● Task brief:
Locate the string "name" throughout the material and copy every line in which it occurs.
··· Extracted records
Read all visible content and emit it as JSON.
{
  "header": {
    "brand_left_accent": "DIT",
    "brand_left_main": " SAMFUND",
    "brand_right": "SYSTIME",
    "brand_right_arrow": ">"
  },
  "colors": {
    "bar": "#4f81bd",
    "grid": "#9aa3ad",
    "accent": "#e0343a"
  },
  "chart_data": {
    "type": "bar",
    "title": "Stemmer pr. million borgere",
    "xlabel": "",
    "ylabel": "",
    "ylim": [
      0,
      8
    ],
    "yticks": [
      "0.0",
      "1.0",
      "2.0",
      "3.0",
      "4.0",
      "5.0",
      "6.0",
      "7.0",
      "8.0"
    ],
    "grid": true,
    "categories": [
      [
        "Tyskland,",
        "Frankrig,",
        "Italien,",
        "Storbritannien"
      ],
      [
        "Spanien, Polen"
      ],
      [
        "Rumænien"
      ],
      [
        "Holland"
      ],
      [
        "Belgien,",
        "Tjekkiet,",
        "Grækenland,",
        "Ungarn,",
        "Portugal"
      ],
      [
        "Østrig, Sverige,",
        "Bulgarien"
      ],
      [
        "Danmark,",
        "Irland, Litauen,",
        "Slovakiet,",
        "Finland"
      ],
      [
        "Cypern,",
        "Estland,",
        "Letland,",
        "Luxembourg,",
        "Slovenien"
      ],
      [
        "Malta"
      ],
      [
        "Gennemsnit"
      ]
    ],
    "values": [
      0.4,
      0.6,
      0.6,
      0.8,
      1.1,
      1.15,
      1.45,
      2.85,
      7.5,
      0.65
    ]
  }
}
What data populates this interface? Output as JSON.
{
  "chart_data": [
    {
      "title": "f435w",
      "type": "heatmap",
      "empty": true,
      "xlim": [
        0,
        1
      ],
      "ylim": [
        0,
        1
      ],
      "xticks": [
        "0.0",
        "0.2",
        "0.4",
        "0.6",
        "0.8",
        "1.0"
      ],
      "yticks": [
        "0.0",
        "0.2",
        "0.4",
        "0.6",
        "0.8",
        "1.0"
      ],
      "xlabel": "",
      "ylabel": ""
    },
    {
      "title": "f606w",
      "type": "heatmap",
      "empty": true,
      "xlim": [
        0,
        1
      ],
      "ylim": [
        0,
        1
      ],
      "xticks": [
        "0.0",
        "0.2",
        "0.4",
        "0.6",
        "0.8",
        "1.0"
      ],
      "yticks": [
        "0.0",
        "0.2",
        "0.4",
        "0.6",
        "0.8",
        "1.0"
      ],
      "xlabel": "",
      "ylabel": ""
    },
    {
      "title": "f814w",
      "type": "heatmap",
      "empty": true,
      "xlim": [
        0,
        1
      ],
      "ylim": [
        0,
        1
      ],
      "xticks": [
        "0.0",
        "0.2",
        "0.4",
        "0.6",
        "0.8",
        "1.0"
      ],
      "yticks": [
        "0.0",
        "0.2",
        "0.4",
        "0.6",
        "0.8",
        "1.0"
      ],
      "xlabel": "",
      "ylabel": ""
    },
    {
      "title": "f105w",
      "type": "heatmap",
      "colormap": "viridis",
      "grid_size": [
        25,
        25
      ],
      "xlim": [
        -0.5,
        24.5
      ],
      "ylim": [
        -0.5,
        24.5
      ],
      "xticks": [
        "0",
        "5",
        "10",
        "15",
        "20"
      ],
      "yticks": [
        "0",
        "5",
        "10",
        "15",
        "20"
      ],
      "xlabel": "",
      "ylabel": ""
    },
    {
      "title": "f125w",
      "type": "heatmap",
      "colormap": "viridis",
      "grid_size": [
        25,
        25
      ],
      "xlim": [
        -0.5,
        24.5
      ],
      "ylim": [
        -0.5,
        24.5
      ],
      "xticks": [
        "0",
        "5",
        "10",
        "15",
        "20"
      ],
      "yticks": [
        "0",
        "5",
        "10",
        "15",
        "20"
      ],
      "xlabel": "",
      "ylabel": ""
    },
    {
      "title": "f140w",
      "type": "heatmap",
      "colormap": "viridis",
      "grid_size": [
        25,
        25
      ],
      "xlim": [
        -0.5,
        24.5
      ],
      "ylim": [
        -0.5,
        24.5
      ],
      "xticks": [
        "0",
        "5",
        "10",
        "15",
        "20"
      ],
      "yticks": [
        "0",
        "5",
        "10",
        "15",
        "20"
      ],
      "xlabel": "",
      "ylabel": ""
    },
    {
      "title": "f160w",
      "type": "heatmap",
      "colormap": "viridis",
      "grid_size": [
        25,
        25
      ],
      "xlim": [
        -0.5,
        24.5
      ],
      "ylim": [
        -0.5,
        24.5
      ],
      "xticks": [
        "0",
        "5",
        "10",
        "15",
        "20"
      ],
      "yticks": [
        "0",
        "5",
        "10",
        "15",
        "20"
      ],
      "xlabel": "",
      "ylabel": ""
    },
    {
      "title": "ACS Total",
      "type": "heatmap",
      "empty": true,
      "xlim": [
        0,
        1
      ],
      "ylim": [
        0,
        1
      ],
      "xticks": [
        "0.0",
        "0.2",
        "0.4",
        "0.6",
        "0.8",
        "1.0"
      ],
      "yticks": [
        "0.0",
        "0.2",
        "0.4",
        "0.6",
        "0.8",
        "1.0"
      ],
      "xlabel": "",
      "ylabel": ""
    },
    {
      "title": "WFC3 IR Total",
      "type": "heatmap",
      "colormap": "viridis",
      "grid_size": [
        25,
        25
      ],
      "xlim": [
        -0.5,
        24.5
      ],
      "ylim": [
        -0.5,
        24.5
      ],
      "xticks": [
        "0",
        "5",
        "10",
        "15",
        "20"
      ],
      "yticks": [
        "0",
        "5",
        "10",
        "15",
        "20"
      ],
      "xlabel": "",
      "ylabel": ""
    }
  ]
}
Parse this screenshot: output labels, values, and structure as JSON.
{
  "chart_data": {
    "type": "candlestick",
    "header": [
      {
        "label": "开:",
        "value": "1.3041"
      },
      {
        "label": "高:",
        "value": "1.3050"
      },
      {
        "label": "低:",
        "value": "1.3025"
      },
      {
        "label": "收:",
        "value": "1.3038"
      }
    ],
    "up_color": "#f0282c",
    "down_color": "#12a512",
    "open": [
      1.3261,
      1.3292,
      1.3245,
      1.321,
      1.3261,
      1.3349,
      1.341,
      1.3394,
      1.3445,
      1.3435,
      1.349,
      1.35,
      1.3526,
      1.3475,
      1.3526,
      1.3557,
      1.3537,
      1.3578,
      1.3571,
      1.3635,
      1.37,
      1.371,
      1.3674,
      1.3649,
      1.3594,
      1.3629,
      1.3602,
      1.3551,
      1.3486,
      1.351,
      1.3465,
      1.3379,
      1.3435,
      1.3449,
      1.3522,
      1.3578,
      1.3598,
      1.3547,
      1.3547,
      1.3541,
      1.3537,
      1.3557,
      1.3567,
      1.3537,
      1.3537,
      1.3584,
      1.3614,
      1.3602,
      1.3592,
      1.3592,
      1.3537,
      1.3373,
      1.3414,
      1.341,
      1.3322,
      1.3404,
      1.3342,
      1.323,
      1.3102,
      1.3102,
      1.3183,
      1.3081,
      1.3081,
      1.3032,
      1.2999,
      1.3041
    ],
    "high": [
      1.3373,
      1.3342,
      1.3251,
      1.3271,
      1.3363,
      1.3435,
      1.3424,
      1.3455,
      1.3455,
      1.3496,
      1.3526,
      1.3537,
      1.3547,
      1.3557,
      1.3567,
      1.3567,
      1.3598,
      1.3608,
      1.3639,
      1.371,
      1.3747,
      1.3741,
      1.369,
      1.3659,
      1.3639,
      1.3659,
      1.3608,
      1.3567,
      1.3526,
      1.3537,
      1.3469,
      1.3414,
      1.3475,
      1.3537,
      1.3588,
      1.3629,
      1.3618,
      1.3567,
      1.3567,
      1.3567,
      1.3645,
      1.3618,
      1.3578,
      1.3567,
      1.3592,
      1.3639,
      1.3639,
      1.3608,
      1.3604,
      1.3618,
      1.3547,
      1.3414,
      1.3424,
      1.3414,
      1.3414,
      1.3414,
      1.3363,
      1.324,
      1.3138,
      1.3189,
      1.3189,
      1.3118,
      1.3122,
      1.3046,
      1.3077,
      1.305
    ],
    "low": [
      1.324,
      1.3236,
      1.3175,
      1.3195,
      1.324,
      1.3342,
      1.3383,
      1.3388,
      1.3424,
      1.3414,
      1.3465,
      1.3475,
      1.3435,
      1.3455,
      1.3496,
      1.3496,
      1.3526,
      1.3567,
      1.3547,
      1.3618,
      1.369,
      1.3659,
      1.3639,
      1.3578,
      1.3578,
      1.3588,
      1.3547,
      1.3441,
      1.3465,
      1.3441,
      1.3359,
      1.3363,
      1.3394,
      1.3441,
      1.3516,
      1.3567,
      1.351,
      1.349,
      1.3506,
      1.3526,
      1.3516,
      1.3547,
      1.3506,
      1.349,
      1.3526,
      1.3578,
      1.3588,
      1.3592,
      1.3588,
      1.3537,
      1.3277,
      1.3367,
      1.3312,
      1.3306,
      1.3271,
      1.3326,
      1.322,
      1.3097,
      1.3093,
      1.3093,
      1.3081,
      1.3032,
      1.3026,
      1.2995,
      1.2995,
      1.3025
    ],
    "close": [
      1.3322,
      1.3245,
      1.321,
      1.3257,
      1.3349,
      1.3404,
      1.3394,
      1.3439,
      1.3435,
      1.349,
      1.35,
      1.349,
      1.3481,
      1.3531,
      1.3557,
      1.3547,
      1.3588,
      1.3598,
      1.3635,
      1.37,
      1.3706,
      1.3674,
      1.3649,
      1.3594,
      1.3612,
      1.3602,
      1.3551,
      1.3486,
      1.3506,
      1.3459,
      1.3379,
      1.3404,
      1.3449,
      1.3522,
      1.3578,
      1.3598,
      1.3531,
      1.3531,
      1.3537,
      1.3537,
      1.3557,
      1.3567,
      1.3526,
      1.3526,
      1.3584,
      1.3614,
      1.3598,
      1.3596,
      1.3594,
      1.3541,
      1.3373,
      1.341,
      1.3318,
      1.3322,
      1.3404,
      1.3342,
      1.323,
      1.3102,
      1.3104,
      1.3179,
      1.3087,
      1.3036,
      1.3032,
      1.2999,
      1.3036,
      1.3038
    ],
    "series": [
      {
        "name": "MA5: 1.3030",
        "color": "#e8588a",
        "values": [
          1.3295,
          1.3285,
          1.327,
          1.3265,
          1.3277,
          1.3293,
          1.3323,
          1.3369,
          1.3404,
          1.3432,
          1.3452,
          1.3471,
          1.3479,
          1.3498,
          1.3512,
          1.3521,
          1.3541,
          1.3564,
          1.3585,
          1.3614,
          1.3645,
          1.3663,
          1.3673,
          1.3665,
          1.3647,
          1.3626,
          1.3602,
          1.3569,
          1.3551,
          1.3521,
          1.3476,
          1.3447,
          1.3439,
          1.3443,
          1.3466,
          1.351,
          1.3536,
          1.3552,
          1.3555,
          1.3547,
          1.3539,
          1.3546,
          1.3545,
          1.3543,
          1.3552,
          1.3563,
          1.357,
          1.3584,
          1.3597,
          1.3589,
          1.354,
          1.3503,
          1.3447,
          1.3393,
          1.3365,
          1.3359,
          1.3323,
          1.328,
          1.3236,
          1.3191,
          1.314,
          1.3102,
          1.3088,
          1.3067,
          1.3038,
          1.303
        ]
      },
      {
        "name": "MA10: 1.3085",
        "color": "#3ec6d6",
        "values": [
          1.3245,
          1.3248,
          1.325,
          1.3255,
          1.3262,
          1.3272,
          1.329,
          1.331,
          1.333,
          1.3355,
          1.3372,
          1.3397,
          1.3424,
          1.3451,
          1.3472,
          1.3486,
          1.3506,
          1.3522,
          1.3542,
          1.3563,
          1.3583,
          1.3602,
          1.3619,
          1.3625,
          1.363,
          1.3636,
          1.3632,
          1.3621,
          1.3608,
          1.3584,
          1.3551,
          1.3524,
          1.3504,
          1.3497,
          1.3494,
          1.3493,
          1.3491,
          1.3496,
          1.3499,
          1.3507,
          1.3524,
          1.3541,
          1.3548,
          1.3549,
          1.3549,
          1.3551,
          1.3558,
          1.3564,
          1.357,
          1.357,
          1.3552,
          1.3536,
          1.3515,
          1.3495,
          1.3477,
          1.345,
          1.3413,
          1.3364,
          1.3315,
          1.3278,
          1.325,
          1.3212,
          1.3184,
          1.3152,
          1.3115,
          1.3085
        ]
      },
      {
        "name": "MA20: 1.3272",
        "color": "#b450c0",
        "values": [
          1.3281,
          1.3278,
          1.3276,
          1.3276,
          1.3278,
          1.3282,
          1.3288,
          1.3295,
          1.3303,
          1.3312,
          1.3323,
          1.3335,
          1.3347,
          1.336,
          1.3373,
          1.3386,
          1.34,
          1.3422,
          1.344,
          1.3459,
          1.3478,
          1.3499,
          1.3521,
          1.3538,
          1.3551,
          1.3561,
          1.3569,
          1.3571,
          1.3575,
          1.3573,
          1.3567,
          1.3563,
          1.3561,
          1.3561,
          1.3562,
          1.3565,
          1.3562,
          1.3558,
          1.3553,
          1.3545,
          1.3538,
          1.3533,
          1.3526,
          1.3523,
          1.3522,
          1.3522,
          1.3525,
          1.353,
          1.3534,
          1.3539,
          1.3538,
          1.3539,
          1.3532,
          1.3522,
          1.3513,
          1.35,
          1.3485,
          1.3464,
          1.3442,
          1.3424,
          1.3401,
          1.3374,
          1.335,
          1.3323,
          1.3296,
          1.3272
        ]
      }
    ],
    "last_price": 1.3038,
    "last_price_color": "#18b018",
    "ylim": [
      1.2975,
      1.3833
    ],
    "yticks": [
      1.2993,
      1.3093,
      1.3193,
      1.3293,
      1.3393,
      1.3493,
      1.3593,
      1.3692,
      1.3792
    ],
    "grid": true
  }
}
······
● Exercise output:
        "name": "MA5: 1.3030",
        "name": "MA10: 1.3085",
        "name": "MA20: 1.3272",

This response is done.